TASK DETAILS: Skip every image and restate the data word for word.
#### RECORDS
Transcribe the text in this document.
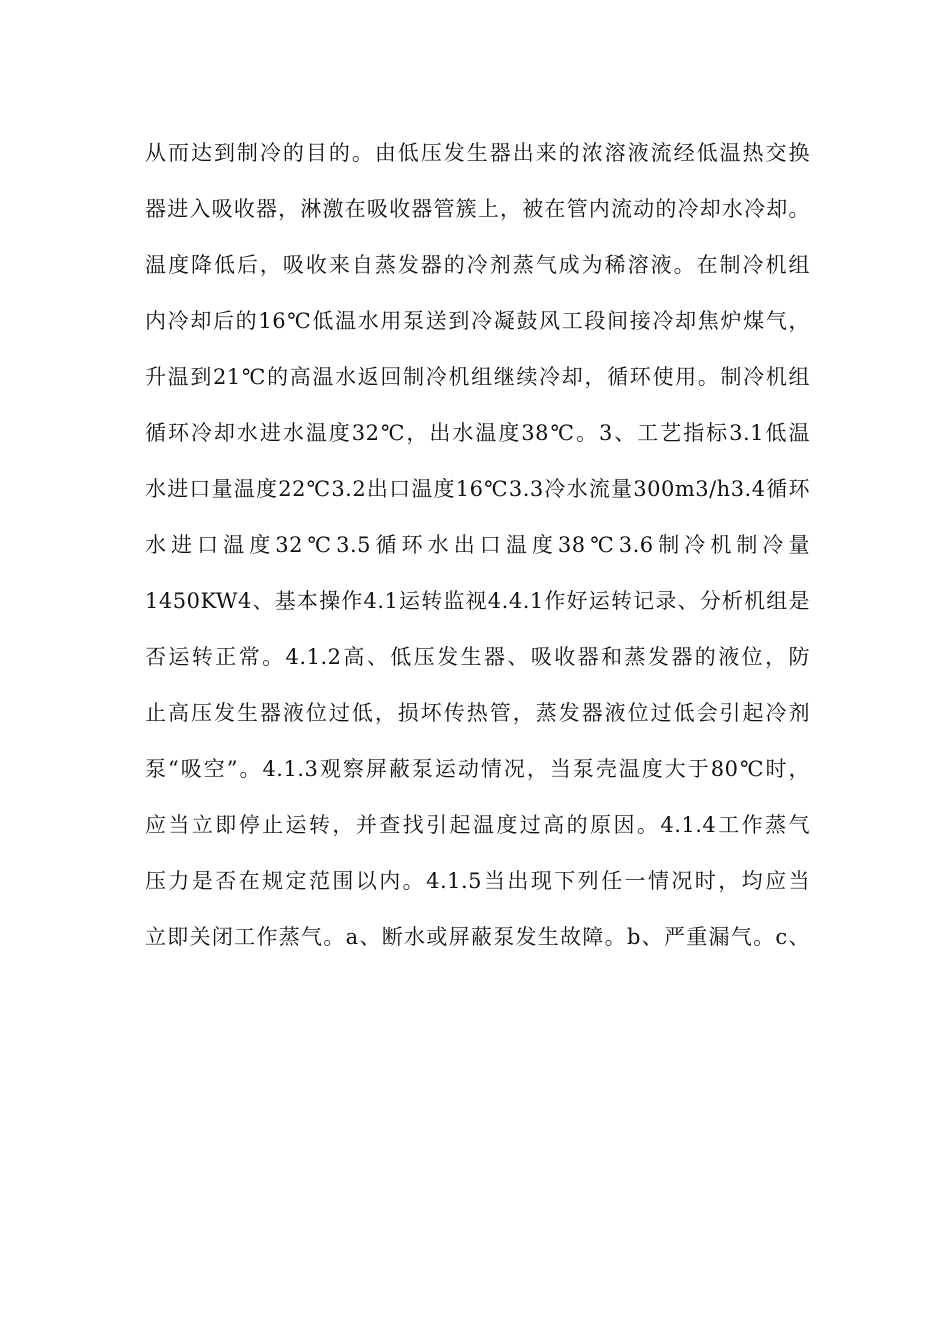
从而达到制冷的目的。由低压发生器出来的浓溶液流经低温热交换
器进入吸收器，淋激在吸收器管簇上，被在管内流动的冷却水冷却。
温度降低后，吸收来自蒸发器的冷剂蒸气成为稀溶液。在制冷机组
内冷却后的16℃低温水用泵送到冷凝鼓风工段间接冷却焦炉煤气，
升温到21℃的高温水返回制冷机组继续冷却，循环使用。制冷机组
循环冷却水进水温度32℃，出水温度38℃。3、工艺指标3.1低温
水进口量温度22℃3.2出口温度16℃3.3冷水流量300m3/h3.4循环
水进口温度32℃3.5循环水出口温度38℃3.6制冷机制冷量
1450KW4、基本操作4.1运转监视4.4.1作好运转记录、分析机组是
否运转正常。4.1.2高、低压发生器、吸收器和蒸发器的液位，防
止高压发生器液位过低，损坏传热管，蒸发器液位过低会引起冷剂
泵“吸空”。4.1.3观察屏蔽泵运动情况，当泵壳温度大于80℃时，
应当立即停止运转，并查找引起温度过高的原因。4.1.4工作蒸气
压力是否在规定范围以内。4.1.5当出现下列任一情况时，均应当
立即关闭工作蒸气。a、断水或屏蔽泵发生故障。b、严重漏气。c、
########
TASK RESULT:
Transcribe the text in this document.
从而达到制冷的目的。由低压发生器出来的浓溶液流经低温热交换
器进入吸收器，淋激在吸收器管簇上，被在管内流动的冷却水冷却。
温度降低后，吸收来自蒸发器的冷剂蒸气成为稀溶液。在制冷机组
内冷却后的16℃低温水用泵送到冷凝鼓风工段间接冷却焦炉煤气，
升温到21℃的高温水返回制冷机组继续冷却，循环使用。制冷机组
循环冷却水进水温度32℃，出水温度38℃。3、工艺指标3.1低温
水进口量温度22℃3.2出口温度16℃3.3冷水流量300m3/h3.4循环
水进口温度32℃3.5循环水出口温度38℃3.6制冷机制冷量
1450KW4、基本操作4.1运转监视4.4.1作好运转记录、分析机组是
否运转正常。4.1.2高、低压发生器、吸收器和蒸发器的液位，防
止高压发生器液位过低，损坏传热管，蒸发器液位过低会引起冷剂
泵“吸空”。4.1.3观察屏蔽泵运动情况，当泵壳温度大于80℃时，
应当立即停止运转，并查找引起温度过高的原因。4.1.4工作蒸气
压力是否在规定范围以内。4.1.5当出现下列任一情况时，均应当
立即关闭工作蒸气。a、断水或屏蔽泵发生故障。b、严重漏气。c、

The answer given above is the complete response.